[Data entries]
____

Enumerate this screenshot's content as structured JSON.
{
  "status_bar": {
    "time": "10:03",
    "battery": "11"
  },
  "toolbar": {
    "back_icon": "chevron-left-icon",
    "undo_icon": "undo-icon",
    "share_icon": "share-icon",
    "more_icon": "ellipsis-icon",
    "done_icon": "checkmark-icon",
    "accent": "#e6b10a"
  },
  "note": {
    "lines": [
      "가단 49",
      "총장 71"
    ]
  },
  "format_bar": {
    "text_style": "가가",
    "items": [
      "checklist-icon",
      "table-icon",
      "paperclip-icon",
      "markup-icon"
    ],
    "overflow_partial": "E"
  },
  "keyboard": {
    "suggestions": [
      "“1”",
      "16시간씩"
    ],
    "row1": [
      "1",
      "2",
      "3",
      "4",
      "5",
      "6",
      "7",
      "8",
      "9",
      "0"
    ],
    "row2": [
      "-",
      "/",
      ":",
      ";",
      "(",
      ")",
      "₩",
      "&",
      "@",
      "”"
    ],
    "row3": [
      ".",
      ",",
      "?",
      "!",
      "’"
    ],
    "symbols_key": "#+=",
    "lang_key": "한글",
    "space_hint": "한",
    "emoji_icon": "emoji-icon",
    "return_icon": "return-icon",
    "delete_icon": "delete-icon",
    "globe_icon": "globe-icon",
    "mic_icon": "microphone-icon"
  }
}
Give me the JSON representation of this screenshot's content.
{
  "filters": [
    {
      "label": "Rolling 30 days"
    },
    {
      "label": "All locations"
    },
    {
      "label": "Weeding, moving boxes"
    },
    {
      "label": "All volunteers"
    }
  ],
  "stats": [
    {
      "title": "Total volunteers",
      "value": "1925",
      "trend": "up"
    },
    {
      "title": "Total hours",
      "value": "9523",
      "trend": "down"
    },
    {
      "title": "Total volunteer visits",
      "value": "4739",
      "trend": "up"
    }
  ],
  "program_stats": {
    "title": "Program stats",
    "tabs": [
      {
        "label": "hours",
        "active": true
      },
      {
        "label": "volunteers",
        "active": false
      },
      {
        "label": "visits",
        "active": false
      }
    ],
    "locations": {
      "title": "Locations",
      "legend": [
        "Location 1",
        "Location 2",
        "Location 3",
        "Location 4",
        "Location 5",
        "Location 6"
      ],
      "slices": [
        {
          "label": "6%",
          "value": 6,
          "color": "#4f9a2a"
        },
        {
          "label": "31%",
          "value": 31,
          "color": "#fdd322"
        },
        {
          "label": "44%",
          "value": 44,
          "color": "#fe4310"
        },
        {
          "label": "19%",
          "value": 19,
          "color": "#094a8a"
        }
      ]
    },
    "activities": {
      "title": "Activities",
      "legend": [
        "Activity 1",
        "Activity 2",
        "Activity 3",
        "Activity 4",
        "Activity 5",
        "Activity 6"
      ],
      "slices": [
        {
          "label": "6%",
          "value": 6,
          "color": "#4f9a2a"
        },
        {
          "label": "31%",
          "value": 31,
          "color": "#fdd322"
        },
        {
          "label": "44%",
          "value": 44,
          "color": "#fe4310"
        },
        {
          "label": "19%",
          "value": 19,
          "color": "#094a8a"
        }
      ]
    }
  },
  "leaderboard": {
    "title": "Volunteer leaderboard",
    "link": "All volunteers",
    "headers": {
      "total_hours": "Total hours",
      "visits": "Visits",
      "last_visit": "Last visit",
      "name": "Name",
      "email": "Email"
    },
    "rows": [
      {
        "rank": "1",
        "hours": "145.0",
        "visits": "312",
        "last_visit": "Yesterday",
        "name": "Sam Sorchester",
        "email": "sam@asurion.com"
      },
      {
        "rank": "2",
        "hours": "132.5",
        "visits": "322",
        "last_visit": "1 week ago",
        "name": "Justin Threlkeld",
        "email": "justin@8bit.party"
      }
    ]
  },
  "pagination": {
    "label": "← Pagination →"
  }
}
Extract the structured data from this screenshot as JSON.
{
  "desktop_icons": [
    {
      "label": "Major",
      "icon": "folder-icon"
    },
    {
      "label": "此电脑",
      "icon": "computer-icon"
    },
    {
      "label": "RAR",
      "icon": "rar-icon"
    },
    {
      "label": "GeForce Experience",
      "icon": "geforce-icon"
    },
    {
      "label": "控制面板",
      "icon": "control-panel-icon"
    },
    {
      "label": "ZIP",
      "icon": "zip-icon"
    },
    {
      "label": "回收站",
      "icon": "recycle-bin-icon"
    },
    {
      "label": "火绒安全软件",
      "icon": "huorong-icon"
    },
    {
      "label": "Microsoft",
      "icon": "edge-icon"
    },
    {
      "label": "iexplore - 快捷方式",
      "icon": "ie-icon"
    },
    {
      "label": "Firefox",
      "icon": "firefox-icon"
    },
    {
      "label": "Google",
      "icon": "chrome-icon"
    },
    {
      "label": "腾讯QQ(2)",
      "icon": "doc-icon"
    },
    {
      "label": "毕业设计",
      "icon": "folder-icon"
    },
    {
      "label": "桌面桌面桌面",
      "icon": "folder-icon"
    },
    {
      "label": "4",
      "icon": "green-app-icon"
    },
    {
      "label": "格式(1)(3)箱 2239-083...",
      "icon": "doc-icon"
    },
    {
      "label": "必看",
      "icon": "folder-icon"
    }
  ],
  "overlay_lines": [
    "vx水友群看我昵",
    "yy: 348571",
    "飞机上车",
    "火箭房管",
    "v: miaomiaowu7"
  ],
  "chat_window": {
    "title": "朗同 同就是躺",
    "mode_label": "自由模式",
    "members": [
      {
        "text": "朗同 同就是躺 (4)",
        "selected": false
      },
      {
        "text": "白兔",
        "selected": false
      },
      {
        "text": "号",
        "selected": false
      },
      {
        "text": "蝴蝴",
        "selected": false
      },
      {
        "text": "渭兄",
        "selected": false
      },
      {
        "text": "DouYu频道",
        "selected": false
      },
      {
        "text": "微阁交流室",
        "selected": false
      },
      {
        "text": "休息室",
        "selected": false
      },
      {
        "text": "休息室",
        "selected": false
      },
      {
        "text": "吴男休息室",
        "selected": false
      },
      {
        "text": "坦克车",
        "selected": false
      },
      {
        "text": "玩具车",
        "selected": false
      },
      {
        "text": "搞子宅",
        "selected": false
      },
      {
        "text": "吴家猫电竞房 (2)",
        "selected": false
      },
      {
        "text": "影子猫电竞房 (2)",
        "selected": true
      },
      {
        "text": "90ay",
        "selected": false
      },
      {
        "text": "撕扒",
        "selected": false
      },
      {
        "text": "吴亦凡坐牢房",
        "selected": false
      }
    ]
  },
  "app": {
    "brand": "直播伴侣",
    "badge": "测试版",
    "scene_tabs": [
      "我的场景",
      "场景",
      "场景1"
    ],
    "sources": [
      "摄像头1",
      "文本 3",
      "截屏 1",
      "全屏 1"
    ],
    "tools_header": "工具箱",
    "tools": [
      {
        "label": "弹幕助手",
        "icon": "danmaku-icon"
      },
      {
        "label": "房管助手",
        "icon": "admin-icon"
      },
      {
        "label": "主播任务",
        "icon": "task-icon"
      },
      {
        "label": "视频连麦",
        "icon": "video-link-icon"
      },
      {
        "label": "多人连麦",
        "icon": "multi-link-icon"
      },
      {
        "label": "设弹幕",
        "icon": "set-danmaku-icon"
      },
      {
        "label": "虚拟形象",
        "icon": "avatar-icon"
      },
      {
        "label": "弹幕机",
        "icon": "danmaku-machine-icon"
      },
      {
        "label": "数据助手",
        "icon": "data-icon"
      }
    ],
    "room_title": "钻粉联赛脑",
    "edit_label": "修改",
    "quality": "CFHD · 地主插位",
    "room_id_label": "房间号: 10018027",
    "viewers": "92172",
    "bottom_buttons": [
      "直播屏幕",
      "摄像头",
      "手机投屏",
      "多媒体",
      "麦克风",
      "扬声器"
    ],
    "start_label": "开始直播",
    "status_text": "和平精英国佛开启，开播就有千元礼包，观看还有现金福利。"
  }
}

____

■ Task objective
Check each line of the records above for the word "content", then give the number of lines that have it, with no other words.

■ Task output
2